We used a proxy for estimating neutral buoyancy by identifying the depth during both descent and ascent at which fluking stopped and gliding downward or upward (respectively) began. Neutral buoyancy was then calculated as the average of those points. Circling was identified by a >180° change in heading. Foraging lunges were identified as the point at which a sharp increase in speed occurred, followed by a rapid deceleration. Lunges typically also contained large changes in pitch and roll, which helped to identify them. Descent end and ascent start were the points between which the dive leveled to a relatively narrow depth range, near the maximum depth of the dive. Following annotation, we extracted timing information for each event for further analyses using custom Matlab-based routines. Events were assigned to day or night periods based on the time of "civil" twilight, when the sun was at 6^o below the horizon (http://users.softlab.ntua.gr). 

Estimation of energy expenditure

To get an estimate of the minimum energy required by Rice’s whale to sustain their foraging behavior, we calculated the energy expended as work done during foraging using the minimum specific acceleration of the animals. We estimated mass as an average body mass of 6000 kg, from a generally accepted length-to-weight conversion for baleen whales, using species-specific constants for the closely related Bryde’s whales (a = 0.012965, b = 2.74)³⁰. Length was calculated as the average length (9.2 m) from documented Rice’s whales¹. 

Acceleration was calculated as the minimum specific acceleration based on acceleration measured by the tag accelerometer. Measured acceleration is comprised of acceleration due to propulsion, body rotation, and gravity, where the acceleration due to propulsion by the animal is known as the specific acceleration. The minimum acceleration that is due to specific acceleration, the minimum specific acceleration³⁷ is calculated by combining the data streams from the magnetometer and accelerometer.  The magnetometer only measures body rotation, which makes it possible to separate the acceleration component that is due to body rotation from the component that is due to propulsion. We estimated velocity as the whale’s swimming speed from the tag jiggle (high-frequency vibrations of the tag on the animal that increase with speed), which was regressed against the tags’ accelerometers’ Orientation-Corrected Depth Rate (OCDR), following Cade et al.³⁸. Because the speed estimation was most reliable with a sampling rate of >5 Hz, speed was calculated for 2018 first, against which the speed values of 2015 were checked to see if they were reliable.

WORK TO COMPLETE:
**1.** From the methods passage on Rice's whale diving and foraging, reproduce the part that opens with the words containing "To get an estimate" and closes with "documented Rice’s whales¹.".
**2.** Rewrite the paragraph of the Rice's whale methods passage that begins "To get an estimate of the minimum energy" more briefly, keeping its main facts.
**3.** Continue the Rice's whale methods passage from where it stops.

PROVIDED INFORMATION:
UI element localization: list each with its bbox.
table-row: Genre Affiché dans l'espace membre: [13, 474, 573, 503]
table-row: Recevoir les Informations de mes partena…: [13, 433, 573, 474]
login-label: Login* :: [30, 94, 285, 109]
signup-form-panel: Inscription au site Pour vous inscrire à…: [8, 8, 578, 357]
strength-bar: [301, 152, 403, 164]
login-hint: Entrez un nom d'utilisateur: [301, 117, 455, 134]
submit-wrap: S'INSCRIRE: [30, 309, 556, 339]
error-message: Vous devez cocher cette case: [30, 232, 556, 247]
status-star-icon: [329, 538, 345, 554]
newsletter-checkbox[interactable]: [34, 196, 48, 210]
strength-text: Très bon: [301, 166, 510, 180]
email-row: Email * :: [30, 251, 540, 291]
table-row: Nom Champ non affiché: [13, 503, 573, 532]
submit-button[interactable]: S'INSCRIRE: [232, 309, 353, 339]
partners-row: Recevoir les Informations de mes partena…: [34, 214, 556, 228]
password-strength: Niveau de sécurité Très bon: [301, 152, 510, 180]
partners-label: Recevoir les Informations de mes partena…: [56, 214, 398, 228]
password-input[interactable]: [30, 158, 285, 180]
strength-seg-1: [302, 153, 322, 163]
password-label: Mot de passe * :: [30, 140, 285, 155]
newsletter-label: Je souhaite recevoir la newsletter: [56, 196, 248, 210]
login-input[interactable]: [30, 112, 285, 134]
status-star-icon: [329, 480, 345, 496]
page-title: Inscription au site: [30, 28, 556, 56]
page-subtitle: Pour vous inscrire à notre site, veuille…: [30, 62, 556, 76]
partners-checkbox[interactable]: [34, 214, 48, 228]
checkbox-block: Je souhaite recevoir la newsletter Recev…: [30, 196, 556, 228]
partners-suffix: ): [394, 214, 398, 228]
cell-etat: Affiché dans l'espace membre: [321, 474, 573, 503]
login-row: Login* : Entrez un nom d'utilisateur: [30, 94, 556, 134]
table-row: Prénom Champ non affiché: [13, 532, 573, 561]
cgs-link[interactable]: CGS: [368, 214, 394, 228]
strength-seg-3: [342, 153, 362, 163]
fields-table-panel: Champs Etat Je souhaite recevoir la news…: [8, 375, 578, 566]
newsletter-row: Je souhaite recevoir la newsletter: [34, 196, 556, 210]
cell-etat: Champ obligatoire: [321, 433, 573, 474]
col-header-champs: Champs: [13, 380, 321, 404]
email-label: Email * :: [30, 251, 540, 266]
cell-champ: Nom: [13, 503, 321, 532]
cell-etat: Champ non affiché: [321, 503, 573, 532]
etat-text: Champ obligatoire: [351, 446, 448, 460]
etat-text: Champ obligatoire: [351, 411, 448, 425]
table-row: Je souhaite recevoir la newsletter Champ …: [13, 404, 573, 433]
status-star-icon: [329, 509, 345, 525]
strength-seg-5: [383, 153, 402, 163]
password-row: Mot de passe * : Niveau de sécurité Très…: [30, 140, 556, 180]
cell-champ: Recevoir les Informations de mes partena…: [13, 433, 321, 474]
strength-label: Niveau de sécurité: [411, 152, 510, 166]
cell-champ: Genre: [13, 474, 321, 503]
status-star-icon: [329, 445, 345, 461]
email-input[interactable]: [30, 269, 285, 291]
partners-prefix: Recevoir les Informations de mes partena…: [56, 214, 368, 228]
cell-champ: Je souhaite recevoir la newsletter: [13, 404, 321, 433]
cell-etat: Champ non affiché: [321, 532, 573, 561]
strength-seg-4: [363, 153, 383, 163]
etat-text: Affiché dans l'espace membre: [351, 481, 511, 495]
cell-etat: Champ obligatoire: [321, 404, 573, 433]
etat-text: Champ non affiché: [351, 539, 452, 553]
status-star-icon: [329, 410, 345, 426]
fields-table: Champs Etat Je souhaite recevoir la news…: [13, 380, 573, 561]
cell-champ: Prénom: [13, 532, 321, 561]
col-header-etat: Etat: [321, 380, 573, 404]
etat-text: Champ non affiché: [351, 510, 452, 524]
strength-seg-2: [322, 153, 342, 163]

ANSWERS BY TASK:
**1.**
To get an estimate of the minimum energy required by Rice’s whale to sustain their foraging behavior, we calculated the energy expended as work done during foraging using the minimum specific acceleration of the animals. We estimated mass as an average body mass of 6000 kg, from a generally accepted length-to-weight conversion for baleen whales, using species-specific constants for the closely related Bryde’s whales (a = 0.012965, b = 2.74)³⁰. Length was calculated as the average length (9.2 m) from documented Rice’s whales¹.

**2.** The minimum energy Rice's whales need for foraging was estimated as the work done during foraging, using the animals' minimum specific acceleration. Body mass was taken as an average of 6000 kg. This figure came from a standard length-to-weight conversion for baleen whales, using constants for the closely related Bryde's whales (a = 0.012965, b = 2.74). Length was the 9.2 m average of documented Rice's whales.

**3.**
Statistics

To compare dive characteristics between individuals, we tested whether the measured variables were normally distributed using a Shapiro-Wilk test of normality. As none of the variables were normally distributed, we used a Wilcoxon rank test to compare measurements between individuals. We investigated the effect of activity (descent, circle, lunge, ascent) and individual on power and energy expenditure with linear models. For power, we used a Gaussian-distributed model with log transformation of power to correct for non-linearity in the data, while for energy expenditure, we used a generalized linear model (GLM) with a Gamma distribution. We investigated the influence of energy expenditure and individual on breathing rate using a GLM with quasi-Poisson distribution. Additionally, we tested for the differences in dive depth of lunges preceded by a circle vs lunges that were not preceded by a circle using a linear model. All models were checked against violations of the model assumptions with model diagnostics, and final models were obtained through dredging (MuMIn package), an automated way of selecting the most parsimonious model that corrects for order in variable selection. All statistical tests were performed in R 4.1.2 (R Core Team 2022).